> **WORK TO DO**:
Filter the listing and keep only the lines with the word "this".

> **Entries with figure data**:
↓↓↓

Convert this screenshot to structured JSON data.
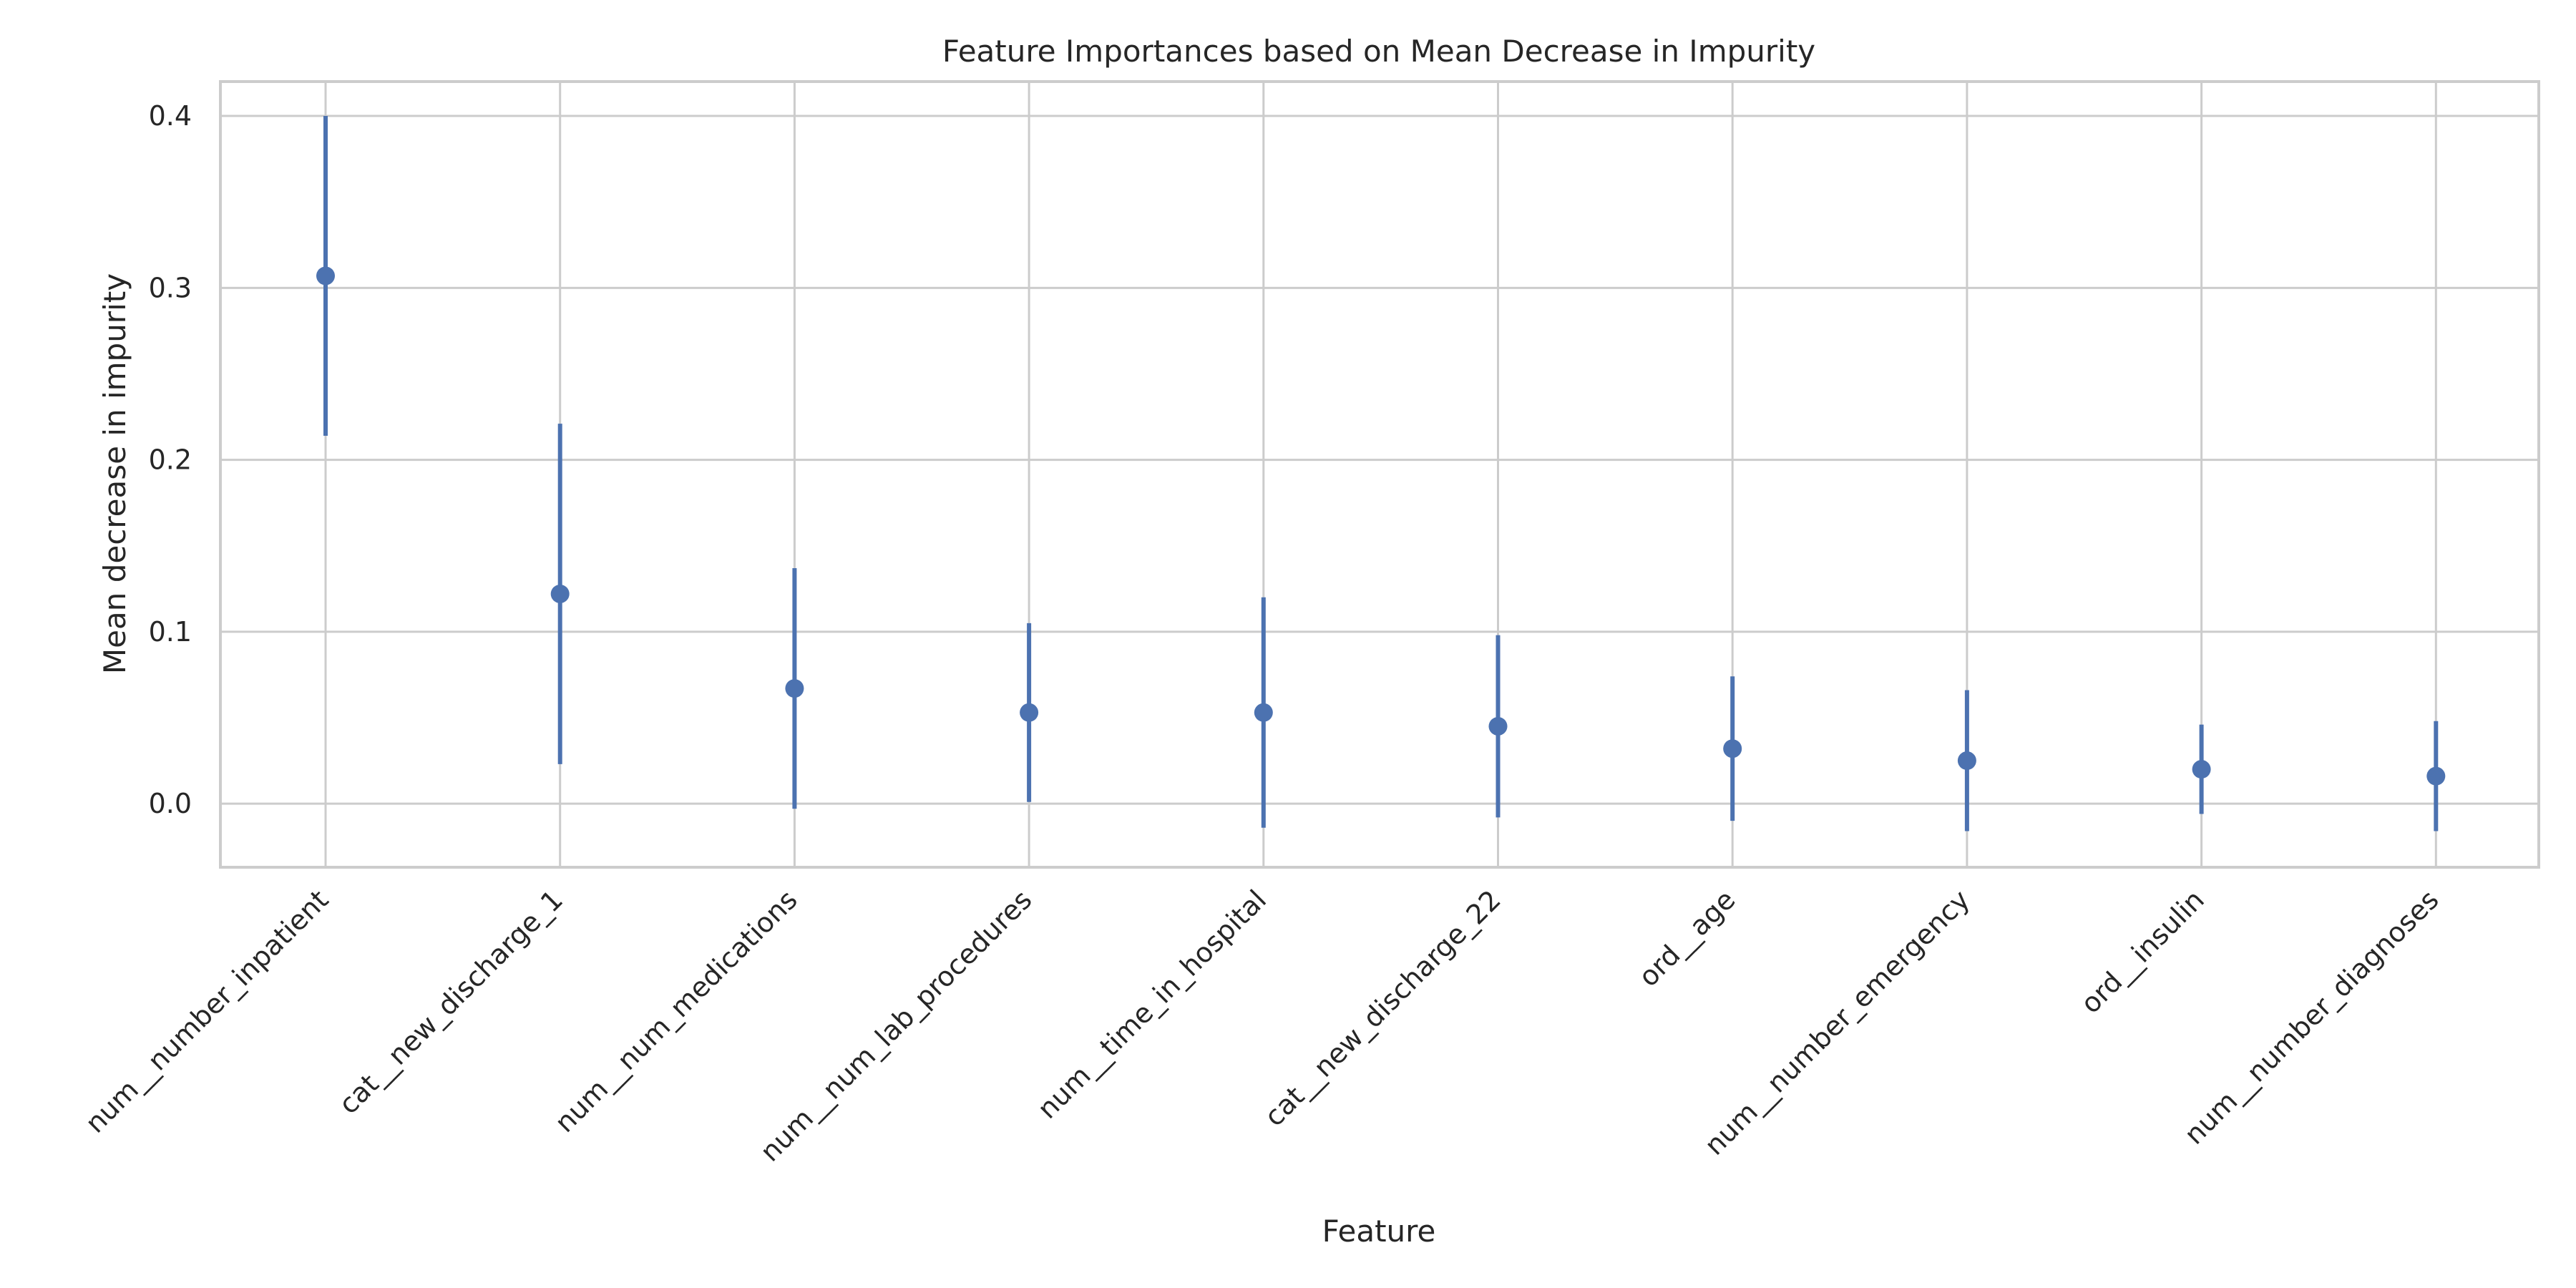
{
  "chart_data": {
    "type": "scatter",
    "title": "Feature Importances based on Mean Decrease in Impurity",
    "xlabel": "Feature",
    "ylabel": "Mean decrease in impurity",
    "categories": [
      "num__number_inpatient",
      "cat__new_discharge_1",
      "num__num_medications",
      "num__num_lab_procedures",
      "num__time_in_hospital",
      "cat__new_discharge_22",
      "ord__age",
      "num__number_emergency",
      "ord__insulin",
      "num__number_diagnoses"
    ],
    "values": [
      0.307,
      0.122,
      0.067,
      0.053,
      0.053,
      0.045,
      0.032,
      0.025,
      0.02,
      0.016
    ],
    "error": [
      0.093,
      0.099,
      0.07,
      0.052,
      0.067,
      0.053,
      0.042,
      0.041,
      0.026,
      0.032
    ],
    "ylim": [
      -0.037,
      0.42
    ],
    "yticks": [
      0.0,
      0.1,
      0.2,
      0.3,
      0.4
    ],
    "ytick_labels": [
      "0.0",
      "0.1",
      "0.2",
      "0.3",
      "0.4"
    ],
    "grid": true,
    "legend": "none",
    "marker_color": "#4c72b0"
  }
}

↑↑↑
↓↓↓

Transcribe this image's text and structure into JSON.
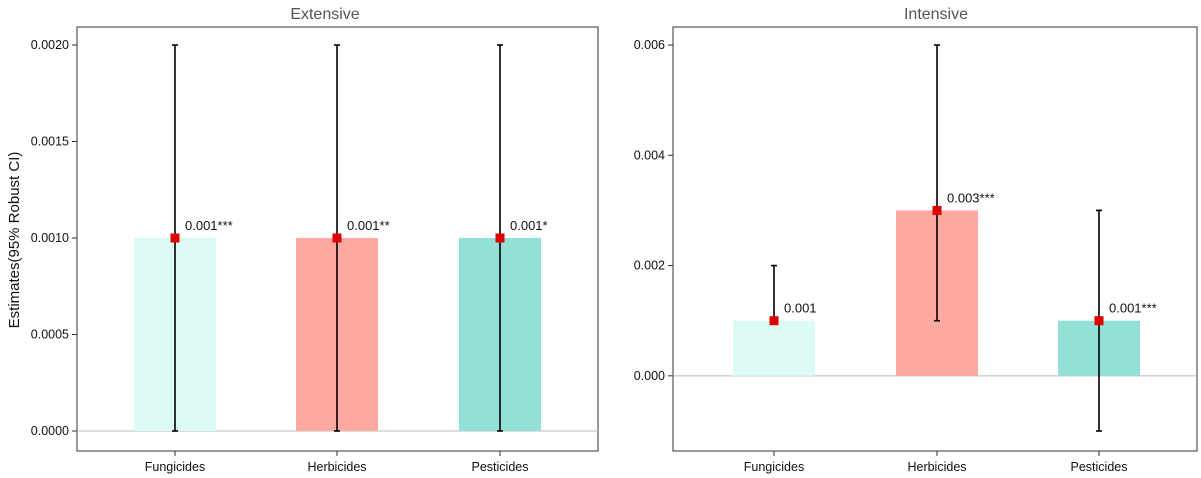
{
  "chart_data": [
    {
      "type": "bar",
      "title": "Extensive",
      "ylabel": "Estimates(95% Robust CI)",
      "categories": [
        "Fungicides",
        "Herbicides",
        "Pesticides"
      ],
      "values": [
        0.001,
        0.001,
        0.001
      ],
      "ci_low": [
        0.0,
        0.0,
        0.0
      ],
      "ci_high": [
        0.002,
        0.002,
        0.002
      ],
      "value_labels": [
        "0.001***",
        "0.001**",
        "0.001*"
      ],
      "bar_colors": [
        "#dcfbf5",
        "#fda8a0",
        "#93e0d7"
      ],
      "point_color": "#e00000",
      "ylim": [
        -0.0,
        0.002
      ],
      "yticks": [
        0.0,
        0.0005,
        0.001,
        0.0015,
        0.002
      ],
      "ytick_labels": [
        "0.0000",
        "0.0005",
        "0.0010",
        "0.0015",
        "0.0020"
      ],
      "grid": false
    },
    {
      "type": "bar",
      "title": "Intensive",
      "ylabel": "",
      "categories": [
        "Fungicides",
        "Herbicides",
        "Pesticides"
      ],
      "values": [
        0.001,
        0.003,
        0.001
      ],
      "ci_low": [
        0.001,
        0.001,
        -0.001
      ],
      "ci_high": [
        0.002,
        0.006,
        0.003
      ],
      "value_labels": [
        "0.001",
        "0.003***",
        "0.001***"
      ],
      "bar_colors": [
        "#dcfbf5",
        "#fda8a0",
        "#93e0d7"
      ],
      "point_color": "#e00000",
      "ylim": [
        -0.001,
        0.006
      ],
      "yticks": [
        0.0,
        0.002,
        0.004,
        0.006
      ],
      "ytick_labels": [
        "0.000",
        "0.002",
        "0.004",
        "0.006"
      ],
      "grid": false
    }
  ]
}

↑↑↑

> **THE RESPONSE**:
Convert this screenshot to structured JSON data.
Transcribe this image's text and structure into JSON.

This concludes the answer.